Every line below that mentions the word "localhost" should be copied out.

■ ENTRIES SHOWN:

#####

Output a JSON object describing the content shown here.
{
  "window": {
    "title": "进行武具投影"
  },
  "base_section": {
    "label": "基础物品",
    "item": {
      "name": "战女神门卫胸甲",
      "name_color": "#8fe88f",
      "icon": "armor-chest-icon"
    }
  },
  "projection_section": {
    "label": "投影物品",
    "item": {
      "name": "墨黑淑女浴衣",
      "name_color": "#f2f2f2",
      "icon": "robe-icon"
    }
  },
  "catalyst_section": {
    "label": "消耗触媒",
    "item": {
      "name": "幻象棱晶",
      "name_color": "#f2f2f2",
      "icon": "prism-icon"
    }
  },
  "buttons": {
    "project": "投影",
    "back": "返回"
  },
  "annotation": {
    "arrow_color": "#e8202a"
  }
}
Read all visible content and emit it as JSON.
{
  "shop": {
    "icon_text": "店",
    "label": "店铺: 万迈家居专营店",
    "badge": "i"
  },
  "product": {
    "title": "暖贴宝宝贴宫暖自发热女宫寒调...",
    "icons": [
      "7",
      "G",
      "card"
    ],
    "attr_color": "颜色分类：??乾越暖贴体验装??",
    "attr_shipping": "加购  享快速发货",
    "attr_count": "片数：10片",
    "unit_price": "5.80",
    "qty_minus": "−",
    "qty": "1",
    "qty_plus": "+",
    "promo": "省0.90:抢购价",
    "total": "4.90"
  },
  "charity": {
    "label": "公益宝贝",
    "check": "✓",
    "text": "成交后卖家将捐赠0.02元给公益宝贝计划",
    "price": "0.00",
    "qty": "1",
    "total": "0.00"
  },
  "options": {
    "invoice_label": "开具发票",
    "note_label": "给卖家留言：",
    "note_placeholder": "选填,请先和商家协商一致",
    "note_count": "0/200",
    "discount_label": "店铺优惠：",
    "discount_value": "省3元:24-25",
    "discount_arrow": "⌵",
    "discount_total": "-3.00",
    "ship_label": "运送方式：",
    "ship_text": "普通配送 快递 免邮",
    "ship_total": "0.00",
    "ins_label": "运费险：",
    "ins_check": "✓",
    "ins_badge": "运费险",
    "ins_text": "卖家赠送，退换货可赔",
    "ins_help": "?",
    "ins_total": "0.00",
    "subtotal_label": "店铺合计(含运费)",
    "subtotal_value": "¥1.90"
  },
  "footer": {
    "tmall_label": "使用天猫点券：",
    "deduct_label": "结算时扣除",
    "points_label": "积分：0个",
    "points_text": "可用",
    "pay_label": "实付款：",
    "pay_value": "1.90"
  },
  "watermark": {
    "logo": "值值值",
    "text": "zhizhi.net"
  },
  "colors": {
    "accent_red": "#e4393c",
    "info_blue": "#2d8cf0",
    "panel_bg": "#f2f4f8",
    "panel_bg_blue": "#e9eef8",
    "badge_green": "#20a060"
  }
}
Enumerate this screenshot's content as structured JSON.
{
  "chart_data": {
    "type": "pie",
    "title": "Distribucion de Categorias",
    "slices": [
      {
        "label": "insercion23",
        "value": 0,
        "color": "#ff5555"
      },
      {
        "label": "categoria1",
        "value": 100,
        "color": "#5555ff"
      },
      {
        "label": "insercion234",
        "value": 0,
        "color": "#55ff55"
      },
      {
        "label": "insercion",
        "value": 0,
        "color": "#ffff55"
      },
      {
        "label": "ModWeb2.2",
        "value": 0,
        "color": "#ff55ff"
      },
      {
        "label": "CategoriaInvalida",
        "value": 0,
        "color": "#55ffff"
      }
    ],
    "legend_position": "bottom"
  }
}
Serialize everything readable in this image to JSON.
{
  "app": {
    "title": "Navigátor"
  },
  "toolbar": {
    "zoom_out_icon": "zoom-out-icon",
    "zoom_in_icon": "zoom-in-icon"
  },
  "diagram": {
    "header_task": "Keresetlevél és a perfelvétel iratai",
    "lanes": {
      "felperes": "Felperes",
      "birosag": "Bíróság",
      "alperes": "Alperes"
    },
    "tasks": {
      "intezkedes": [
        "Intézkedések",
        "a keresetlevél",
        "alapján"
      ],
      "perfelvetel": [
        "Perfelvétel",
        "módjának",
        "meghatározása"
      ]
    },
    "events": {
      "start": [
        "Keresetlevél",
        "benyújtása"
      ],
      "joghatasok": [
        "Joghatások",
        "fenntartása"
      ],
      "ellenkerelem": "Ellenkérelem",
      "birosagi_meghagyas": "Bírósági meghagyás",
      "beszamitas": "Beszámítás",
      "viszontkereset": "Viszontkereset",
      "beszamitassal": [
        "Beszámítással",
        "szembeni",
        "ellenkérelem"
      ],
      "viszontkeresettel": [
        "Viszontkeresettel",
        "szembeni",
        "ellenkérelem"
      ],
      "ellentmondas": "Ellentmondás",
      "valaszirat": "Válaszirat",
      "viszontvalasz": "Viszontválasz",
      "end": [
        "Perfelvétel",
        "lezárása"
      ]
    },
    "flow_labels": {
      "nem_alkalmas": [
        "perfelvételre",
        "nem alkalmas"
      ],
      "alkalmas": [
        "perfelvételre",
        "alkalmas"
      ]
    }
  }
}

#####

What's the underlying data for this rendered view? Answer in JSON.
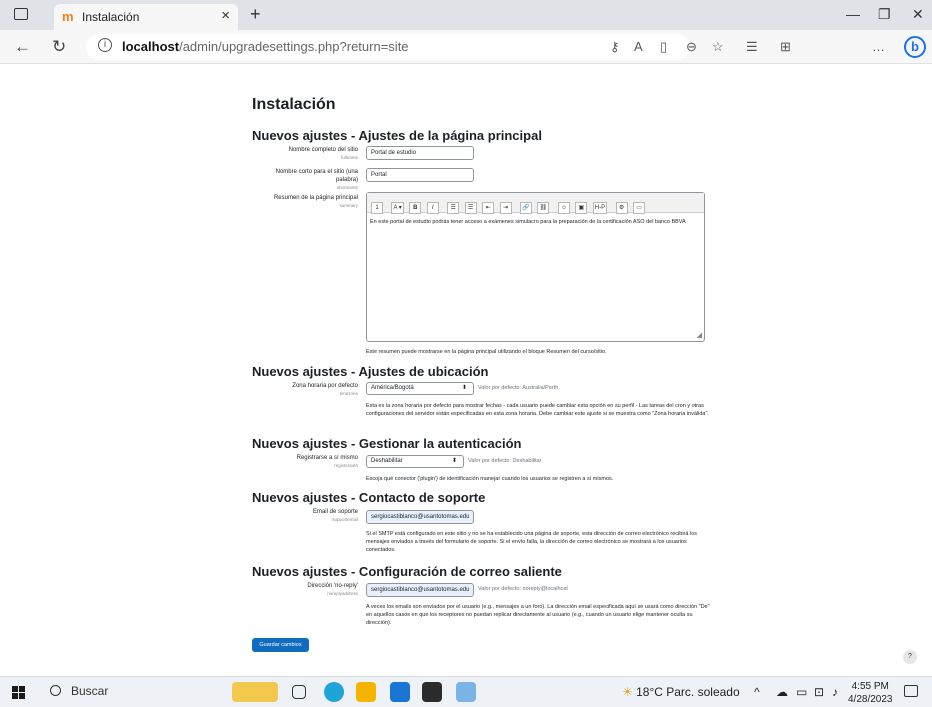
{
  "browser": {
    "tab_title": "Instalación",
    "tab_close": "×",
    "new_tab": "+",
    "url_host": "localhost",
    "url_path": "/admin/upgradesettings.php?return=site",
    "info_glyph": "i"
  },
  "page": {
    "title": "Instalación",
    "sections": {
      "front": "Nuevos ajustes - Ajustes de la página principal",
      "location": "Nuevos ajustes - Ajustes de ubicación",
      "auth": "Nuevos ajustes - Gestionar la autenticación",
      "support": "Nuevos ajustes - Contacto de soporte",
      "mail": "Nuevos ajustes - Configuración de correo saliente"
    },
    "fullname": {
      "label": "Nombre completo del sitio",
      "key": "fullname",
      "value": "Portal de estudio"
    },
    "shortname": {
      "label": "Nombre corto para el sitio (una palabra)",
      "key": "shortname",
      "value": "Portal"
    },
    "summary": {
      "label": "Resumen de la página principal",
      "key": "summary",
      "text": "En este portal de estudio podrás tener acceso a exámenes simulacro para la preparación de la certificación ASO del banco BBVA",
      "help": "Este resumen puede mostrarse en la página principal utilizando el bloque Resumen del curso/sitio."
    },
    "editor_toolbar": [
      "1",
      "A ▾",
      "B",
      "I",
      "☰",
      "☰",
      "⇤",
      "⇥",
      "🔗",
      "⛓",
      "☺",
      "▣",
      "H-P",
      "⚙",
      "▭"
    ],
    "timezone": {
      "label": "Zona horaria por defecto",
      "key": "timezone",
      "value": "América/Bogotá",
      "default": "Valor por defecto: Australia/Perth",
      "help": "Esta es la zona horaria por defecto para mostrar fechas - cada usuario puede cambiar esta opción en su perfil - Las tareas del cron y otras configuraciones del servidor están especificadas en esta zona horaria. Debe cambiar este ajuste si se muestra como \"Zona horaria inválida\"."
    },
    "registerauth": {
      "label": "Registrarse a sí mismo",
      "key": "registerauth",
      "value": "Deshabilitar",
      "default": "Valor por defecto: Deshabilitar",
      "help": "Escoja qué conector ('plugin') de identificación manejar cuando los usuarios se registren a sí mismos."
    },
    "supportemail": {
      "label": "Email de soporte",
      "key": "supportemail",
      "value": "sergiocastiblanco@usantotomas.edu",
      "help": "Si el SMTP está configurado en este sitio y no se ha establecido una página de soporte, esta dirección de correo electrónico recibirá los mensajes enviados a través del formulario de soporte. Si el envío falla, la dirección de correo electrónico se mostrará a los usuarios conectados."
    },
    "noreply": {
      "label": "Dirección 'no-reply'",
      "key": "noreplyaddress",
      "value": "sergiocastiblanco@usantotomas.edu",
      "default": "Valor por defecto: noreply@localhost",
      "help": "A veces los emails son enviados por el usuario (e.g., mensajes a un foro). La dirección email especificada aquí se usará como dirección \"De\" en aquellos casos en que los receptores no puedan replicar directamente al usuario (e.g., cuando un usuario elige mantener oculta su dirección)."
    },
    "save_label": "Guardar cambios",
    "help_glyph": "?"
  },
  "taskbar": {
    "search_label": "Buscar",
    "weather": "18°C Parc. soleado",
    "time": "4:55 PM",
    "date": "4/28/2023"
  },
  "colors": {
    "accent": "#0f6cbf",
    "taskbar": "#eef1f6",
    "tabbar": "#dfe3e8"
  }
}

#####

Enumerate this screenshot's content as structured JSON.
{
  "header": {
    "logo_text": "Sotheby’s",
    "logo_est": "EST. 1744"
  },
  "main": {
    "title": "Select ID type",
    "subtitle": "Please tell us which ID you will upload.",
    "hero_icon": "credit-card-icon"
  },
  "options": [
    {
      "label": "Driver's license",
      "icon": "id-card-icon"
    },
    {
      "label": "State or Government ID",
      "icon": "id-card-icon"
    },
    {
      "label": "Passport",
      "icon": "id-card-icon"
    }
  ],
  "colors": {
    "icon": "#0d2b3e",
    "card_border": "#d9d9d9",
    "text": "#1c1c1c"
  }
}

#####

■ FINAL ANSWER:
    "url_host": "localhost",
      "default": "Valor por defecto: noreply@localhost",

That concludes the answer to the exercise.